*Exercise aim:* Present the following entries again, word for word and in full.

*Information provided:*
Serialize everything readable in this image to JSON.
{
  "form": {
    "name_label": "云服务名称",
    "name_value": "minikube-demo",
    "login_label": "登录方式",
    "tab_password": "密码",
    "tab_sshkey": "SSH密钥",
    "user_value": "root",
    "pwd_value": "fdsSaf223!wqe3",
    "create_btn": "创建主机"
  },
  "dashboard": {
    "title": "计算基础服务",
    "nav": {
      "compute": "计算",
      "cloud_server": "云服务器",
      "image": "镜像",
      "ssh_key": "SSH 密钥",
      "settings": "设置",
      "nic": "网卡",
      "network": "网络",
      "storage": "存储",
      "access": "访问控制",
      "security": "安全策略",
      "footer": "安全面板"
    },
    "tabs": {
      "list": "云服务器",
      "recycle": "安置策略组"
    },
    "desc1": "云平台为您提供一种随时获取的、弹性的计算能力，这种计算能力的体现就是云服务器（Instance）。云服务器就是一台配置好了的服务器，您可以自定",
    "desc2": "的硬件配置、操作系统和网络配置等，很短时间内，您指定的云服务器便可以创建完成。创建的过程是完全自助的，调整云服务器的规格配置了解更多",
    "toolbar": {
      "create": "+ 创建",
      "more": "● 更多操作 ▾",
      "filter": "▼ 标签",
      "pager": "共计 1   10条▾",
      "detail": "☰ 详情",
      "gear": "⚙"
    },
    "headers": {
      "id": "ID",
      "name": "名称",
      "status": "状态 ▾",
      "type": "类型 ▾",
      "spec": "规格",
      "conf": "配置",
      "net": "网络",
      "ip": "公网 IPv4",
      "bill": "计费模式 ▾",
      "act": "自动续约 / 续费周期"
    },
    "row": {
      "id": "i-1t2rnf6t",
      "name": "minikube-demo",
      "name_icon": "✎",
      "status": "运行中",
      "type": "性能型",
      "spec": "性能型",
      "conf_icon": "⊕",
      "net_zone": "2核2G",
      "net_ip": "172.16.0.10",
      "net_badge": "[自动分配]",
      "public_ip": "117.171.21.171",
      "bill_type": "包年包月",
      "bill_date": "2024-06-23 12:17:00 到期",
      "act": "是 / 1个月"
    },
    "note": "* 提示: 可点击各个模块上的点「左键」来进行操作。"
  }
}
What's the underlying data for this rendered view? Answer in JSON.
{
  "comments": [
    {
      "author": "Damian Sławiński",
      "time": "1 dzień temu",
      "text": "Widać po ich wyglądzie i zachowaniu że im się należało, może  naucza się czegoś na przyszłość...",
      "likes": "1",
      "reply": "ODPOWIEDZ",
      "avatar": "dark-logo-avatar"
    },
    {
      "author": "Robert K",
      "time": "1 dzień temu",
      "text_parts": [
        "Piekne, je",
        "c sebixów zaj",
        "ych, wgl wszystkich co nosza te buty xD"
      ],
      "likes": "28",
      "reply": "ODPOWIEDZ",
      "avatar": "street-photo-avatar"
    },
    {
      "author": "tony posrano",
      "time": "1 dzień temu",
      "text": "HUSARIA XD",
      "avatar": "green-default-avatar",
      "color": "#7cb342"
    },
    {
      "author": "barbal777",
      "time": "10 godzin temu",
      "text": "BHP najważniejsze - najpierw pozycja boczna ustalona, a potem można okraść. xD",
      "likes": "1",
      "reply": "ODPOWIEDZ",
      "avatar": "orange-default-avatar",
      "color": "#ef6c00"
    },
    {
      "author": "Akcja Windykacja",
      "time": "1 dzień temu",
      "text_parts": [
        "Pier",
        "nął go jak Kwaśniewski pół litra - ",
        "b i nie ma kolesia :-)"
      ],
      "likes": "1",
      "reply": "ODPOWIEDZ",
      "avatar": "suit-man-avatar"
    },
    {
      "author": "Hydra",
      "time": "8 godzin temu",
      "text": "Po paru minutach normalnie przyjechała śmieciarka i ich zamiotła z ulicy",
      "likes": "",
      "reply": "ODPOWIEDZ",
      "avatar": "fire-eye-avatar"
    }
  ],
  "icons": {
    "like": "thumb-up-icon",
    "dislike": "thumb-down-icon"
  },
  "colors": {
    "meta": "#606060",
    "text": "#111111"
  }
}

*Exercise output:*
Serialize everything readable in this image to JSON.
{
  "form": {
    "name_label": "云服务名称",
    "name_value": "minikube-demo",
    "login_label": "登录方式",
    "tab_password": "密码",
    "tab_sshkey": "SSH密钥",
    "user_value": "root",
    "pwd_value": "fdsSaf223!wqe3",
    "create_btn": "创建主机"
  },
  "dashboard": {
    "title": "计算基础服务",
    "nav": {
      "compute": "计算",
      "cloud_server": "云服务器",
      "image": "镜像",
      "ssh_key": "SSH 密钥",
      "settings": "设置",
      "nic": "网卡",
      "network": "网络",
      "storage": "存储",
      "access": "访问控制",
      "security": "安全策略",
      "footer": "安全面板"
    },
    "tabs": {
      "list": "云服务器",
      "recycle": "安置策略组"
    },
    "desc1": "云平台为您提供一种随时获取的、弹性的计算能力，这种计算能力的体现就是云服务器（Instance）。云服务器就是一台配置好了的服务器，您可以自定",
    "desc2": "的硬件配置、操作系统和网络配置等，很短时间内，您指定的云服务器便可以创建完成。创建的过程是完全自助的，调整云服务器的规格配置了解更多",
    "toolbar": {
      "create": "+ 创建",
      "more": "● 更多操作 ▾",
      "filter": "▼ 标签",
      "pager": "共计 1   10条▾",
      "detail": "☰ 详情",
      "gear": "⚙"
    },
    "headers": {
      "id": "ID",
      "name": "名称",
      "status": "状态 ▾",
      "type": "类型 ▾",
      "spec": "规格",
      "conf": "配置",
      "net": "网络",
      "ip": "公网 IPv4",
      "bill": "计费模式 ▾",
      "act": "自动续约 / 续费周期"
    },
    "row": {
      "id": "i-1t2rnf6t",
      "name": "minikube-demo",
      "name_icon": "✎",
      "status": "运行中",
      "type": "性能型",
      "spec": "性能型",
      "conf_icon": "⊕",
      "net_zone": "2核2G",
      "net_ip": "172.16.0.10",
      "net_badge": "[自动分配]",
      "public_ip": "117.171.21.171",
      "bill_type": "包年包月",
      "bill_date": "2024-06-23 12:17:00 到期",
      "act": "是 / 1个月"
    },
    "note": "* 提示: 可点击各个模块上的点「左键」来进行操作。"
  }
}
What's the underlying data for this rendered view? Answer in JSON.
{
  "comments": [
    {
      "author": "Damian Sławiński",
      "time": "1 dzień temu",
      "text": "Widać po ich wyglądzie i zachowaniu że im się należało, może  naucza się czegoś na przyszłość...",
      "likes": "1",
      "reply": "ODPOWIEDZ",
      "avatar": "dark-logo-avatar"
    },
    {
      "author": "Robert K",
      "time": "1 dzień temu",
      "text_parts": [
        "Piekne, je",
        "c sebixów zaj",
        "ych, wgl wszystkich co nosza te buty xD"
      ],
      "likes": "28",
      "reply": "ODPOWIEDZ",
      "avatar": "street-photo-avatar"
    },
    {
      "author": "tony posrano",
      "time": "1 dzień temu",
      "text": "HUSARIA XD",
      "avatar": "green-default-avatar",
      "color": "#7cb342"
    },
    {
      "author": "barbal777",
      "time": "10 godzin temu",
      "text": "BHP najważniejsze - najpierw pozycja boczna ustalona, a potem można okraść. xD",
      "likes": "1",
      "reply": "ODPOWIEDZ",
      "avatar": "orange-default-avatar",
      "color": "#ef6c00"
    },
    {
      "author": "Akcja Windykacja",
      "time": "1 dzień temu",
      "text_parts": [
        "Pier",
        "nął go jak Kwaśniewski pół litra - ",
        "b i nie ma kolesia :-)"
      ],
      "likes": "1",
      "reply": "ODPOWIEDZ",
      "avatar": "suit-man-avatar"
    },
    {
      "author": "Hydra",
      "time": "8 godzin temu",
      "text": "Po paru minutach normalnie przyjechała śmieciarka i ich zamiotła z ulicy",
      "likes": "",
      "reply": "ODPOWIEDZ",
      "avatar": "fire-eye-avatar"
    }
  ],
  "icons": {
    "like": "thumb-up-icon",
    "dislike": "thumb-down-icon"
  },
  "colors": {
    "meta": "#606060",
    "text": "#111111"
  }
}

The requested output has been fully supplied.